■ TASK DIRECTIONS
Search the entries below for "album". Report each line where it occurs.

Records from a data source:
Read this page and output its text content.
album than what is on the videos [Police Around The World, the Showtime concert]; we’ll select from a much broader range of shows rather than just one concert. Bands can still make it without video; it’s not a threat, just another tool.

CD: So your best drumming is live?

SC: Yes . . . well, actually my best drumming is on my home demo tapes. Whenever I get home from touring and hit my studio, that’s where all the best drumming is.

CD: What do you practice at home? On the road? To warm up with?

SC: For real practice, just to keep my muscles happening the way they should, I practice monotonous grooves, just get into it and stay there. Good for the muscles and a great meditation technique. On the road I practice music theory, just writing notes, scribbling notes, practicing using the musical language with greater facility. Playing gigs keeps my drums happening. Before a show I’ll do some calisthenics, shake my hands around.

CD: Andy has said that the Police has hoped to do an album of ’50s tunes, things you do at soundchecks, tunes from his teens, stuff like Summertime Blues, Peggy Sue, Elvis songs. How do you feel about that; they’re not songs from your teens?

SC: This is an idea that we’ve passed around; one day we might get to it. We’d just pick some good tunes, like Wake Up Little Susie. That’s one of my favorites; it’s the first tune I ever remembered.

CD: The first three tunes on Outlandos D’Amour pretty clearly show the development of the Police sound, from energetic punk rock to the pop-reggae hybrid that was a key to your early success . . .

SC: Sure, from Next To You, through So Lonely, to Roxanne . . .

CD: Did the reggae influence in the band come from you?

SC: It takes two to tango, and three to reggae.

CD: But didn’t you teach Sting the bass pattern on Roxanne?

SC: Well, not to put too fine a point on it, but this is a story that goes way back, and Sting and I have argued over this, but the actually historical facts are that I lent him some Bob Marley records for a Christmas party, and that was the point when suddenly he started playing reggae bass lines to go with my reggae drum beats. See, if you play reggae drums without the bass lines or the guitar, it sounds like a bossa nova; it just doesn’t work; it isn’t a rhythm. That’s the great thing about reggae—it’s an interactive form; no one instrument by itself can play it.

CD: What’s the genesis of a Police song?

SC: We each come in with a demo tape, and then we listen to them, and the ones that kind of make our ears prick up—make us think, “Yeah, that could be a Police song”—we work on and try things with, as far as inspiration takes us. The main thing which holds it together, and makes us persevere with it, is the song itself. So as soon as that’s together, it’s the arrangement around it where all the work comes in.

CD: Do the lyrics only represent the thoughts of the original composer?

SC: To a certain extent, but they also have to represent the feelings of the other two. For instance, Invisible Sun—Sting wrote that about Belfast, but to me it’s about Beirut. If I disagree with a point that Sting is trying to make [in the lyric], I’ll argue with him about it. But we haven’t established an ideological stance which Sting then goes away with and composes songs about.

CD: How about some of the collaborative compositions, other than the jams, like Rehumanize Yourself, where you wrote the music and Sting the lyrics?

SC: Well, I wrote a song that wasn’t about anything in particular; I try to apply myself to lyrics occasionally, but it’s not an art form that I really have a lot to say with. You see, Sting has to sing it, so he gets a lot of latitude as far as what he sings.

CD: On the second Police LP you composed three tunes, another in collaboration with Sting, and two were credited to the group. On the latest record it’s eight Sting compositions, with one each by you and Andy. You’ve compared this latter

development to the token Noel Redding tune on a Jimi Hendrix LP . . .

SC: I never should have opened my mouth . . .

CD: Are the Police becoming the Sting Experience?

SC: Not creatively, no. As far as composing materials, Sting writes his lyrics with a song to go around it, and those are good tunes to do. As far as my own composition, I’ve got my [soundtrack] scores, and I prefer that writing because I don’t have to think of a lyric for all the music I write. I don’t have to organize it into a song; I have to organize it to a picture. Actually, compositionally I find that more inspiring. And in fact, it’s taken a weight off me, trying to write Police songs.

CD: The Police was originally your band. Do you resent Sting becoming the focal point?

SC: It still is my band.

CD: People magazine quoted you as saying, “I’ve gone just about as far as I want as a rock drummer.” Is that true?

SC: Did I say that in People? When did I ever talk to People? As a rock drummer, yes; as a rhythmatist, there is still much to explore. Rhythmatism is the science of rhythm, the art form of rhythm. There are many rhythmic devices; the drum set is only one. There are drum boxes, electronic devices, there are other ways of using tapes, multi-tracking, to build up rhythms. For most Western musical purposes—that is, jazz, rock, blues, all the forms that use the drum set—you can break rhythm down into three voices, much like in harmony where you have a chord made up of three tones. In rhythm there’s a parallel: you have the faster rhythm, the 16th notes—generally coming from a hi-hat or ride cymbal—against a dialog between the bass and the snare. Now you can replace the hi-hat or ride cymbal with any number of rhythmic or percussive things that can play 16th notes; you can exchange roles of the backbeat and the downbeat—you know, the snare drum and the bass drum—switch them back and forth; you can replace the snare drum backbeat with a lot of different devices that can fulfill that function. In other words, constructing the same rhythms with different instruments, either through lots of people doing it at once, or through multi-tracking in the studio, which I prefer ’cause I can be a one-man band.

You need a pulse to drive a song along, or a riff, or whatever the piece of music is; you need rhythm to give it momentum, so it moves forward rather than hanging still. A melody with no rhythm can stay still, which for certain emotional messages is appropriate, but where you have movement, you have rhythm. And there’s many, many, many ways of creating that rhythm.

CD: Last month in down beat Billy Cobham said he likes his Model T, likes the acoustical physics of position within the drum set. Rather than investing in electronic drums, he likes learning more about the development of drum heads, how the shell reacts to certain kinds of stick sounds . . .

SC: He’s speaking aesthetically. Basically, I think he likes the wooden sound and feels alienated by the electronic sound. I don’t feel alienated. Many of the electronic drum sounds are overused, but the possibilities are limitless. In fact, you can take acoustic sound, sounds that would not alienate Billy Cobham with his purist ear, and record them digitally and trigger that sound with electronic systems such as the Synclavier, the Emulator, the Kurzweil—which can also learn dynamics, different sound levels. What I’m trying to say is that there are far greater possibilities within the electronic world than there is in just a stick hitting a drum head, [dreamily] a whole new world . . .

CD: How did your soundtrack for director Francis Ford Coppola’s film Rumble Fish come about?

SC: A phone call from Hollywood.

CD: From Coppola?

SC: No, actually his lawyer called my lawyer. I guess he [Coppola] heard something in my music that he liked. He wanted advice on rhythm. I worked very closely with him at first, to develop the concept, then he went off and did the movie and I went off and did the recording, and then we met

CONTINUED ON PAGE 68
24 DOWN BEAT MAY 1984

■ EXERCISE OUTPUT
album than what is on the videos [Police Around The World, the Showtime concert]; we’ll select from a much broader range of shows rather than just one concert. Bands can still make it without video; it’s not a threat, just another tool.
CD: Andy has said that the Police has hoped to do an album of ’50s tunes, things you do at soundchecks, tunes from his teens, stuff like Summertime Blues, Peggy Sue, Elvis songs. How do you feel about that; they’re not songs from your teens?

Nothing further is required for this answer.